─── Material provided

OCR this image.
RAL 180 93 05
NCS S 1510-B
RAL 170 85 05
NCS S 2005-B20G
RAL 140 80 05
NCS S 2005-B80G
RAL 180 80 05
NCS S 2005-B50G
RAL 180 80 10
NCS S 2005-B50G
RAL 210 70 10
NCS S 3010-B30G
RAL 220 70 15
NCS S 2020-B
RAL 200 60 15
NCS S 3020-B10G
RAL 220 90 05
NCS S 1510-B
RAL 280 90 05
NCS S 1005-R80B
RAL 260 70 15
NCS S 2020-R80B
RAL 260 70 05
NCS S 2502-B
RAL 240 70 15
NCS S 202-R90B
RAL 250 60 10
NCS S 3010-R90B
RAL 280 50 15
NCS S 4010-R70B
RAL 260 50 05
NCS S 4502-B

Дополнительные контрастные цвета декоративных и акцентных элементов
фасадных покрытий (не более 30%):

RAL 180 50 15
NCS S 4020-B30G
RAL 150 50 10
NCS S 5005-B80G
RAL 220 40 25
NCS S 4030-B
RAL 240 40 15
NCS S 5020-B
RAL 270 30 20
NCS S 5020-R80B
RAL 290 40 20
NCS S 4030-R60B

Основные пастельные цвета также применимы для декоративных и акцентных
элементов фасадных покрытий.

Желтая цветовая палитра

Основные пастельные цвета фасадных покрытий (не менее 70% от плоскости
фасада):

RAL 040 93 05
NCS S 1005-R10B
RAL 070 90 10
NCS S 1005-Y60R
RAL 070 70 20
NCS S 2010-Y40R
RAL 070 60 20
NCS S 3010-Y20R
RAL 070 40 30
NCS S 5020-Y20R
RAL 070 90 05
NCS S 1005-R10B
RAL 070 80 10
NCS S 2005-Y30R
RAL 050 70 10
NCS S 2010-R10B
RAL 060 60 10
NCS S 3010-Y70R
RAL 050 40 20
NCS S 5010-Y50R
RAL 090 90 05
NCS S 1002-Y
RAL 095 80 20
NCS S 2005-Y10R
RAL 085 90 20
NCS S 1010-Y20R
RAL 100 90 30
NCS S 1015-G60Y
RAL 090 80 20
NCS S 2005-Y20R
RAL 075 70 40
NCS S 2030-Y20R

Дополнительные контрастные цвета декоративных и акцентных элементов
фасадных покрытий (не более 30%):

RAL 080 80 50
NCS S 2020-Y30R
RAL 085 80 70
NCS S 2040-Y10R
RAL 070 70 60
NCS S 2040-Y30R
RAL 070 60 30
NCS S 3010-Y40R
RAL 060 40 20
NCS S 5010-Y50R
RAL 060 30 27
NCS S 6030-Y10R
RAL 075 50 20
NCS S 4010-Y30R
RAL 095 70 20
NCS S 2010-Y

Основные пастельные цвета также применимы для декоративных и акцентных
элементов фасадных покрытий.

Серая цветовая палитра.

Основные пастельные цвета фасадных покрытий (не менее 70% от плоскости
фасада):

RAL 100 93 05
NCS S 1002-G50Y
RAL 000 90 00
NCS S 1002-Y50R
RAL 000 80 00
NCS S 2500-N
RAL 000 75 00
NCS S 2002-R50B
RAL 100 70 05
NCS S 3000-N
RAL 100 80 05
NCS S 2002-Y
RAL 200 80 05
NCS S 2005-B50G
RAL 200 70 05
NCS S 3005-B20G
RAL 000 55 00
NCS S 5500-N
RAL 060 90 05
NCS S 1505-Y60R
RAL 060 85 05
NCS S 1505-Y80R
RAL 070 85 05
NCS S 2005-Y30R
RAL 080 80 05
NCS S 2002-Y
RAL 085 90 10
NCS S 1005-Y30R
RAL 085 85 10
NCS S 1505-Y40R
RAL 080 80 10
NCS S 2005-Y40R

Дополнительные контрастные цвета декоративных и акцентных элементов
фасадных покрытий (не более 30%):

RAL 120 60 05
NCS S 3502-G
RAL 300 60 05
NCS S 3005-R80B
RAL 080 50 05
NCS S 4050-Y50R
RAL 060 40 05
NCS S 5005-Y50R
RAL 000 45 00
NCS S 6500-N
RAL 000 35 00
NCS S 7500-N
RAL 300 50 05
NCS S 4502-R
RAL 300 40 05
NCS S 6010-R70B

──────

**Directive**
Repeat the records above exactly, leaving none out.

**Result of the task**
OCR this image.
RAL 180 93 05
NCS S 1510-B
RAL 170 85 05
NCS S 2005-B20G
RAL 140 80 05
NCS S 2005-B80G
RAL 180 80 05
NCS S 2005-B50G
RAL 180 80 10
NCS S 2005-B50G
RAL 210 70 10
NCS S 3010-B30G
RAL 220 70 15
NCS S 2020-B
RAL 200 60 15
NCS S 3020-B10G
RAL 220 90 05
NCS S 1510-B
RAL 280 90 05
NCS S 1005-R80B
RAL 260 70 15
NCS S 2020-R80B
RAL 260 70 05
NCS S 2502-B
RAL 240 70 15
NCS S 202-R90B
RAL 250 60 10
NCS S 3010-R90B
RAL 280 50 15
NCS S 4010-R70B
RAL 260 50 05
NCS S 4502-B

Дополнительные контрастные цвета декоративных и акцентных элементов
фасадных покрытий (не более 30%):

RAL 180 50 15
NCS S 4020-B30G
RAL 150 50 10
NCS S 5005-B80G
RAL 220 40 25
NCS S 4030-B
RAL 240 40 15
NCS S 5020-B
RAL 270 30 20
NCS S 5020-R80B
RAL 290 40 20
NCS S 4030-R60B

Основные пастельные цвета также применимы для декоративных и акцентных
элементов фасадных покрытий.

Желтая цветовая палитра

Основные пастельные цвета фасадных покрытий (не менее 70% от плоскости
фасада):

RAL 040 93 05
NCS S 1005-R10B
RAL 070 90 10
NCS S 1005-Y60R
RAL 070 70 20
NCS S 2010-Y40R
RAL 070 60 20
NCS S 3010-Y20R
RAL 070 40 30
NCS S 5020-Y20R
RAL 070 90 05
NCS S 1005-R10B
RAL 070 80 10
NCS S 2005-Y30R
RAL 050 70 10
NCS S 2010-R10B
RAL 060 60 10
NCS S 3010-Y70R
RAL 050 40 20
NCS S 5010-Y50R
RAL 090 90 05
NCS S 1002-Y
RAL 095 80 20
NCS S 2005-Y10R
RAL 085 90 20
NCS S 1010-Y20R
RAL 100 90 30
NCS S 1015-G60Y
RAL 090 80 20
NCS S 2005-Y20R
RAL 075 70 40
NCS S 2030-Y20R

Дополнительные контрастные цвета декоративных и акцентных элементов
фасадных покрытий (не более 30%):

RAL 080 80 50
NCS S 2020-Y30R
RAL 085 80 70
NCS S 2040-Y10R
RAL 070 70 60
NCS S 2040-Y30R
RAL 070 60 30
NCS S 3010-Y40R
RAL 060 40 20
NCS S 5010-Y50R
RAL 060 30 27
NCS S 6030-Y10R
RAL 075 50 20
NCS S 4010-Y30R
RAL 095 70 20
NCS S 2010-Y

Основные пастельные цвета также применимы для декоративных и акцентных
элементов фасадных покрытий.

Серая цветовая палитра.

Основные пастельные цвета фасадных покрытий (не менее 70% от плоскости
фасада):

RAL 100 93 05
NCS S 1002-G50Y
RAL 000 90 00
NCS S 1002-Y50R
RAL 000 80 00
NCS S 2500-N
RAL 000 75 00
NCS S 2002-R50B
RAL 100 70 05
NCS S 3000-N
RAL 100 80 05
NCS S 2002-Y
RAL 200 80 05
NCS S 2005-B50G
RAL 200 70 05
NCS S 3005-B20G
RAL 000 55 00
NCS S 5500-N
RAL 060 90 05
NCS S 1505-Y60R
RAL 060 85 05
NCS S 1505-Y80R
RAL 070 85 05
NCS S 2005-Y30R
RAL 080 80 05
NCS S 2002-Y
RAL 085 90 10
NCS S 1005-Y30R
RAL 085 85 10
NCS S 1505-Y40R
RAL 080 80 10
NCS S 2005-Y40R

Дополнительные контрастные цвета декоративных и акцентных элементов
фасадных покрытий (не более 30%):

RAL 120 60 05
NCS S 3502-G
RAL 300 60 05
NCS S 3005-R80B
RAL 080 50 05
NCS S 4050-Y50R
RAL 060 40 05
NCS S 5005-Y50R
RAL 000 45 00
NCS S 6500-N
RAL 000 35 00
NCS S 7500-N
RAL 300 50 05
NCS S 4502-R
RAL 300 40 05
NCS S 6010-R70B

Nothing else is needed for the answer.